*REQUIRED TASK:*
In the records below, find each line with the word "CARWINION" and copy it.

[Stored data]

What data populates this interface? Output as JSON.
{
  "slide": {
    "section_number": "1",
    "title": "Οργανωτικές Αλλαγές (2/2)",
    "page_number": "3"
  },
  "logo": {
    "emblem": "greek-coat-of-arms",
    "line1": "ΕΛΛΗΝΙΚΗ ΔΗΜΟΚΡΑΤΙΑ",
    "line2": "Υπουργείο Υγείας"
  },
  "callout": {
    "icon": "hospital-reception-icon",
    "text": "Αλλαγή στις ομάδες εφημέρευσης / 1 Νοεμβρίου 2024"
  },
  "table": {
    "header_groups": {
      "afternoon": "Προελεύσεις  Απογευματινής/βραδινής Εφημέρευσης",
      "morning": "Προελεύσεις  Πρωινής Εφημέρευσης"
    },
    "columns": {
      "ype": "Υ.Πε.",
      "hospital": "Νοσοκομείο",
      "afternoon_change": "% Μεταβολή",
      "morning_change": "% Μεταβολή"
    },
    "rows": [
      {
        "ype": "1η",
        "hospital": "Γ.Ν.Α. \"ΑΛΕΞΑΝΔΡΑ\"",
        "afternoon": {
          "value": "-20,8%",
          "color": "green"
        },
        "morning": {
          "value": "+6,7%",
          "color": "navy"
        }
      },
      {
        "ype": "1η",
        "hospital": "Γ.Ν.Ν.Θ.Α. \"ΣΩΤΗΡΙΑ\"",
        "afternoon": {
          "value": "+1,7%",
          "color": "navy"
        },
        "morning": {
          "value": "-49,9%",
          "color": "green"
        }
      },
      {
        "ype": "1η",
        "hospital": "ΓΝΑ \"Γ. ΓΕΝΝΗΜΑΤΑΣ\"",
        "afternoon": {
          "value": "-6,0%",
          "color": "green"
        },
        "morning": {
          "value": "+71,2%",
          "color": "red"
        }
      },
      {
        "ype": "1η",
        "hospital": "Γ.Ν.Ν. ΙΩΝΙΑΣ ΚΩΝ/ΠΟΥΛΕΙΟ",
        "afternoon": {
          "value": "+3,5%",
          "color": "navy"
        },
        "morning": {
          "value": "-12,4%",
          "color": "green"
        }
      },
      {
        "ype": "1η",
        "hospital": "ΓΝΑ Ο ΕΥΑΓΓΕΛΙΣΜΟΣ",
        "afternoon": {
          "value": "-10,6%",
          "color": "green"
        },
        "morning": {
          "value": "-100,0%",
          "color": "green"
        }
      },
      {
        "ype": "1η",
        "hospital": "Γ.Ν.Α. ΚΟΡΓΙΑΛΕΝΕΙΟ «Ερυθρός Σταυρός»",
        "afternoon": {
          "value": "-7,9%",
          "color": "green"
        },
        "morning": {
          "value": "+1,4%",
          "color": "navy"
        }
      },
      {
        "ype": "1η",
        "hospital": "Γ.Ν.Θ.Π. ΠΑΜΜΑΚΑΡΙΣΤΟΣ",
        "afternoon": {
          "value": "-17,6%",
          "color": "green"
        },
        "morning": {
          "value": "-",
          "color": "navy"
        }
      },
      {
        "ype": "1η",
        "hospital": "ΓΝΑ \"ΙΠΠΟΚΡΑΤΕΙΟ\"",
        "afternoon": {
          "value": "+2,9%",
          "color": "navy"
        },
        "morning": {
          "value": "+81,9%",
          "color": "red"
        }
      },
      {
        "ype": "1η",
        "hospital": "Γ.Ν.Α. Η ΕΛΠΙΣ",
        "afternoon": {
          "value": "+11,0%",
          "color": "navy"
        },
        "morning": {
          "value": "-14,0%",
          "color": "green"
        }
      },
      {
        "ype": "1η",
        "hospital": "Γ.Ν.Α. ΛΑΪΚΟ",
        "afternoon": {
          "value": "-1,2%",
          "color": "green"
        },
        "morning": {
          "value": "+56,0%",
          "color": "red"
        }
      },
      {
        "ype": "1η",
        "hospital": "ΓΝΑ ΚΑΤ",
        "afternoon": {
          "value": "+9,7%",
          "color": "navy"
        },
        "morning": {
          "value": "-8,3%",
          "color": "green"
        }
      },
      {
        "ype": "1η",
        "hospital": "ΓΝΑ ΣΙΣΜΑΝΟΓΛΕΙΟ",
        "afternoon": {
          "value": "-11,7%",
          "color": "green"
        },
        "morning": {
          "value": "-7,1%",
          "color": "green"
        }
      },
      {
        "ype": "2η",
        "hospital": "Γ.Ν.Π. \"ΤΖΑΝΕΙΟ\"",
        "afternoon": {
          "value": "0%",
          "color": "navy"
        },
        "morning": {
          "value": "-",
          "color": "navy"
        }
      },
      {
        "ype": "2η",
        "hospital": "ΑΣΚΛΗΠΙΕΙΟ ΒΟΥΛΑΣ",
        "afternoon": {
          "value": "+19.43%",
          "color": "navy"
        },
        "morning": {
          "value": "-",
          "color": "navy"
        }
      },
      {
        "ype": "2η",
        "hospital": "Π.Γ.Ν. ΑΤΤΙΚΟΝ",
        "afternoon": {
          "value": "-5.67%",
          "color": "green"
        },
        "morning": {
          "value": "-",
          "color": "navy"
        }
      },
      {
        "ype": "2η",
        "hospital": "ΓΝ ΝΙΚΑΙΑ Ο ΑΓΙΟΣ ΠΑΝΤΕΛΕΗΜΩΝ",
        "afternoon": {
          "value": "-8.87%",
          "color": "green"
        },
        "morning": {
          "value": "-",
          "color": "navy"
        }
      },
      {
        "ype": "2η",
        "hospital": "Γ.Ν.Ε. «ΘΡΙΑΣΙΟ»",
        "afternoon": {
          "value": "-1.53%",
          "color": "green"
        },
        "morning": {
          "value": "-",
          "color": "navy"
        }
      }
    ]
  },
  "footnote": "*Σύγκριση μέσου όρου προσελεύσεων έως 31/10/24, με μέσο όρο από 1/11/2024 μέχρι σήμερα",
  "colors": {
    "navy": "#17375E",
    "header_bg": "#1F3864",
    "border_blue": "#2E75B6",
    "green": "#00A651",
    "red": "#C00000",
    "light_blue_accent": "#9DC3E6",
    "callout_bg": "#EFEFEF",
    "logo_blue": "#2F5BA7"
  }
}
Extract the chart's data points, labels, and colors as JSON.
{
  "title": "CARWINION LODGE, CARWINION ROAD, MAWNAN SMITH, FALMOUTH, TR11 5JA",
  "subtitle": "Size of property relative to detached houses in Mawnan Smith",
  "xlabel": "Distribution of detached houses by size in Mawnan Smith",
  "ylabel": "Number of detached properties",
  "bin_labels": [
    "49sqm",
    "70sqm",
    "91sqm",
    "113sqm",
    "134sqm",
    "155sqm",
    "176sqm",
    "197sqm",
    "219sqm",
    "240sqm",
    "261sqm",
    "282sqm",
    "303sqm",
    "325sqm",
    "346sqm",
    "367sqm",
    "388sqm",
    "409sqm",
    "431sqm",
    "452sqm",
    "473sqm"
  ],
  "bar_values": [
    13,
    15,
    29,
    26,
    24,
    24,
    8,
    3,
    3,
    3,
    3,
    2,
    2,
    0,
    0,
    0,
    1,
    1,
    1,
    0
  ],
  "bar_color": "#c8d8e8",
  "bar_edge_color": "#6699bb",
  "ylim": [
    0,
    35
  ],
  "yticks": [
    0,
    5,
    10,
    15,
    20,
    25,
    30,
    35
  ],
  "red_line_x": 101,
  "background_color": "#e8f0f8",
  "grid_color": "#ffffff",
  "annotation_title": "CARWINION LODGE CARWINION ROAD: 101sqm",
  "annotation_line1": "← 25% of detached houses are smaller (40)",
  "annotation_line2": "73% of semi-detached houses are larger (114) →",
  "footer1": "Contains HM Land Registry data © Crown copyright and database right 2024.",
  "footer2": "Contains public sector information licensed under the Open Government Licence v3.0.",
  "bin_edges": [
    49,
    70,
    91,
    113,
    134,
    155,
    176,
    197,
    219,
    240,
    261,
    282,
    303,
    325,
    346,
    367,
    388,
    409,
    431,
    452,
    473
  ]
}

*THE ANSWER:*
  "title": "CARWINION LODGE, CARWINION ROAD, MAWNAN SMITH, FALMOUTH, TR11 5JA",
  "annotation_title": "CARWINION LODGE CARWINION ROAD: 101sqm",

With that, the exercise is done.